[Job]
Collect from the data below each line with "which".

[Stored data]
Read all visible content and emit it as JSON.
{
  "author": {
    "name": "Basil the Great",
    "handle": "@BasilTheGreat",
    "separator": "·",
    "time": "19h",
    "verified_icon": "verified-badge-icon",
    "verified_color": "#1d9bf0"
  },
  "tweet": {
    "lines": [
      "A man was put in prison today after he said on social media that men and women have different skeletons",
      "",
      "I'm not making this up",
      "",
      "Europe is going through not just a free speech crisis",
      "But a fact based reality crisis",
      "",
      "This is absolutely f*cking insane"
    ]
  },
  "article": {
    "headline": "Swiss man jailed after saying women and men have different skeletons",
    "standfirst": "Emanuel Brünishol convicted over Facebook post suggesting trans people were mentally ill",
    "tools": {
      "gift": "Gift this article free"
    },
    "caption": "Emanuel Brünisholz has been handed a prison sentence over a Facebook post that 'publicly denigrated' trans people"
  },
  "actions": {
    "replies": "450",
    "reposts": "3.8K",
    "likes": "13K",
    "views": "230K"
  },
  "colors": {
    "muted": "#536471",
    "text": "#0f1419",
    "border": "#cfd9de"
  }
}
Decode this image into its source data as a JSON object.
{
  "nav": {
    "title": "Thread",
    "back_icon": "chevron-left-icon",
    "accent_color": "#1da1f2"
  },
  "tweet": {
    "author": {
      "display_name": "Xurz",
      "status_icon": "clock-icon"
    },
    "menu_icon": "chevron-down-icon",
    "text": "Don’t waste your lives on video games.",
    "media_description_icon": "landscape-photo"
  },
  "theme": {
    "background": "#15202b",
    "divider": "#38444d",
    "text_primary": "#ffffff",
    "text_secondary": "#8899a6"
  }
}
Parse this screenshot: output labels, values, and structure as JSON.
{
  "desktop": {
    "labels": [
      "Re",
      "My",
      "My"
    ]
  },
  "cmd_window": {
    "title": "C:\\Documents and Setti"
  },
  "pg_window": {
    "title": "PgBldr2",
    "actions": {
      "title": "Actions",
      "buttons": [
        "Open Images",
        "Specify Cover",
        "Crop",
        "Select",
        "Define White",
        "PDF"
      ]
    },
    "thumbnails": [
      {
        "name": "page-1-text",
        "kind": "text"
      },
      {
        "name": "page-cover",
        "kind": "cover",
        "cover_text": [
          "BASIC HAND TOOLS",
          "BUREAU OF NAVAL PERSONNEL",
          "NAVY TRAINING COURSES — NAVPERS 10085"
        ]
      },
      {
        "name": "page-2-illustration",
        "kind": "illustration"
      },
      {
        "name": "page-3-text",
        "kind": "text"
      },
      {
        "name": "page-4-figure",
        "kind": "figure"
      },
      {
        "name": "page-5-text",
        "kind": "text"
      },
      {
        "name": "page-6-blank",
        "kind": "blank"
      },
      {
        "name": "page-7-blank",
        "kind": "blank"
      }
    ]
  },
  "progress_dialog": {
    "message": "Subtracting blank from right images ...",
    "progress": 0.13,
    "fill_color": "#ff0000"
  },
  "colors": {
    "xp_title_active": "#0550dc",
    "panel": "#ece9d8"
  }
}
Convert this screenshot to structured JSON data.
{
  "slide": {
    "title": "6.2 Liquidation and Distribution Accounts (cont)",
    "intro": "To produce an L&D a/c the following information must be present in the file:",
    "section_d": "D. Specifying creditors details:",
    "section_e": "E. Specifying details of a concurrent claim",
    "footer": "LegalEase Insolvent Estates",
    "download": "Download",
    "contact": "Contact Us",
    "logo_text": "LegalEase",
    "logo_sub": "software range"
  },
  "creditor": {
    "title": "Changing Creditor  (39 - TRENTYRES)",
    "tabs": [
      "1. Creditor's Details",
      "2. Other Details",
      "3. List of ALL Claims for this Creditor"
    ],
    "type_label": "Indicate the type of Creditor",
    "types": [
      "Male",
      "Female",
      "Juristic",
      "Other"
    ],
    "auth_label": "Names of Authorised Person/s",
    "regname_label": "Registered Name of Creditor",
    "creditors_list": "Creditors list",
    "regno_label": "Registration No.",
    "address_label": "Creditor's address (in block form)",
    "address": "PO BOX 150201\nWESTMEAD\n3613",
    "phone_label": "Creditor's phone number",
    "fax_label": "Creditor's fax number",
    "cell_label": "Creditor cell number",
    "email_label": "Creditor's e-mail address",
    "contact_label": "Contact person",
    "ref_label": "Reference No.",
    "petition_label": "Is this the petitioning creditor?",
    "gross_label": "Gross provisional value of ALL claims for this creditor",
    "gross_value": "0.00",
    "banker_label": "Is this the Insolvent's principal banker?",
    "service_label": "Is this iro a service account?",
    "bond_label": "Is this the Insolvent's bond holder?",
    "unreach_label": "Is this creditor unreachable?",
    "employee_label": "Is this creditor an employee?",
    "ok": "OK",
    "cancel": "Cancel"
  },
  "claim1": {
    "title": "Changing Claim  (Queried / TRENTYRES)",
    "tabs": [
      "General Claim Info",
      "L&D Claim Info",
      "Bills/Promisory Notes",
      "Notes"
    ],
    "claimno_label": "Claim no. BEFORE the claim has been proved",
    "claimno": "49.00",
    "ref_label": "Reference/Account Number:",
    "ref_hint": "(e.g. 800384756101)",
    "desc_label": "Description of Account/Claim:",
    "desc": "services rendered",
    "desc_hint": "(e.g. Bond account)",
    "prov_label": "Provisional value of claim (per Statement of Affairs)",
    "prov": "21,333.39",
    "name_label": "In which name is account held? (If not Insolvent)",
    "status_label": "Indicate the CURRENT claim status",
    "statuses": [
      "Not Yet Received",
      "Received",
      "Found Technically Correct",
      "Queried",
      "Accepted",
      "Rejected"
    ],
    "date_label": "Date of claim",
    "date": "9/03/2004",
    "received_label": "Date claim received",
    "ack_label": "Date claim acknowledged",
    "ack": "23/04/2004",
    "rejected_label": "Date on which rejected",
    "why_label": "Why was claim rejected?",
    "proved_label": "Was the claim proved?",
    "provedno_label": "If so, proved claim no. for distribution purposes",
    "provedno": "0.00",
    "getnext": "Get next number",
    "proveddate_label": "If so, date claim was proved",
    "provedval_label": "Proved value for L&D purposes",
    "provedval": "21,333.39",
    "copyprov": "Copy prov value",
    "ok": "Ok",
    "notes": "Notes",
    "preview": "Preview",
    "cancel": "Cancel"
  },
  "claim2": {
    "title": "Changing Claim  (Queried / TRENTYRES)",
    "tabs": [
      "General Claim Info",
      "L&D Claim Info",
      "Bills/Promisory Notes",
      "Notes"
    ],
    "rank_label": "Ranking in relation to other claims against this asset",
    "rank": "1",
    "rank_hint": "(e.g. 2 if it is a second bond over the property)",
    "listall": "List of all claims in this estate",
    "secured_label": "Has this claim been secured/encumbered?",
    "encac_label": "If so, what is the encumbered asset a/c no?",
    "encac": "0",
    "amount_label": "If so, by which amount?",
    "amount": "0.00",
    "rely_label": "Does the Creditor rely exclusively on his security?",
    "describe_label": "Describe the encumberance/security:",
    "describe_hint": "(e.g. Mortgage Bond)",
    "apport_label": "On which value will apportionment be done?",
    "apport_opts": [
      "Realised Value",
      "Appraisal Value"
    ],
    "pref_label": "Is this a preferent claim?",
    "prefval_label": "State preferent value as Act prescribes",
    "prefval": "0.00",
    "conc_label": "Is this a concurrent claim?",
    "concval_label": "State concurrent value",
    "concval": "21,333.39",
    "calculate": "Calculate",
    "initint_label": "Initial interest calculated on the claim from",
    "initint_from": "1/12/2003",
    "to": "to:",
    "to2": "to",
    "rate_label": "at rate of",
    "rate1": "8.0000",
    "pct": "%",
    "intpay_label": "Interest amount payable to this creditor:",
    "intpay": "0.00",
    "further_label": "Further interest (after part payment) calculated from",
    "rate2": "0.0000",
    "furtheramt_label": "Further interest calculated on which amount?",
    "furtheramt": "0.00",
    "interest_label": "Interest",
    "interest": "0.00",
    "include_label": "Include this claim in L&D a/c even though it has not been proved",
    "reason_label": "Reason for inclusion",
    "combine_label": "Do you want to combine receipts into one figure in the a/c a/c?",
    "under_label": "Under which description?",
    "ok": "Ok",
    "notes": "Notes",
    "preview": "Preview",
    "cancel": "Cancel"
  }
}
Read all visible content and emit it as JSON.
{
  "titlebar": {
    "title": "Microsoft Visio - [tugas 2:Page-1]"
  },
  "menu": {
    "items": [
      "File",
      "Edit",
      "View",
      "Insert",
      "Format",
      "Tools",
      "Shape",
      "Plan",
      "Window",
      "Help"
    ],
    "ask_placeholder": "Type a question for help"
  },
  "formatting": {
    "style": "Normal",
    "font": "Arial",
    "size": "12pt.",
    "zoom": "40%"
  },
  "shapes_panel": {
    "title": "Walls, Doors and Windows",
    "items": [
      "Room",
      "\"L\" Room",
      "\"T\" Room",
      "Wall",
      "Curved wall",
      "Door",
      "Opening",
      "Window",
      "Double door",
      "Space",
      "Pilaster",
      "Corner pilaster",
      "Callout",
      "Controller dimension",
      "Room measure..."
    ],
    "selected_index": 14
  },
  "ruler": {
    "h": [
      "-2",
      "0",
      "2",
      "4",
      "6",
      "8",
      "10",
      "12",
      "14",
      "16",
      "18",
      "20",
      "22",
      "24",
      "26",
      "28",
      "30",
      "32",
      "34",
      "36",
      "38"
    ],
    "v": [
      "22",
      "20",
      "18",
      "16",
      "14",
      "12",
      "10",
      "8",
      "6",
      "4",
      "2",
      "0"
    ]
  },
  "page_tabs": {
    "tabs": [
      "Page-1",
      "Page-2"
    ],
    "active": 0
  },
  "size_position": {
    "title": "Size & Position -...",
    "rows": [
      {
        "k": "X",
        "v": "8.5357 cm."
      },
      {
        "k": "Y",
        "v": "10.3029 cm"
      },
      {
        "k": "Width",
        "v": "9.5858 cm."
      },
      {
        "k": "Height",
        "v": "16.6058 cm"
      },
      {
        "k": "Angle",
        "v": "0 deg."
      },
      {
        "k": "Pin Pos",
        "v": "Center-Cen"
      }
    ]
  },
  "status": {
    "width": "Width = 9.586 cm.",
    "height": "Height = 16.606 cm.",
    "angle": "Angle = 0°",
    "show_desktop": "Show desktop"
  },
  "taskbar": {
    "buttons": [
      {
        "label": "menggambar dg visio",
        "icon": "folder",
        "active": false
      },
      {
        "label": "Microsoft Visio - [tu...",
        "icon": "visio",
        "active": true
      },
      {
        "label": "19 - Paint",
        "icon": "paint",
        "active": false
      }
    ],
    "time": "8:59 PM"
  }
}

[Output for this task]
    "name_label": "In which name is account held? (If not Insolvent)",
    "rejected_label": "Date on which rejected",
    "amount_label": "If so, by which amount?",
    "apport_label": "On which value will apportionment be done?",
    "furtheramt_label": "Further interest calculated on which amount?",
    "under_label": "Under which description?",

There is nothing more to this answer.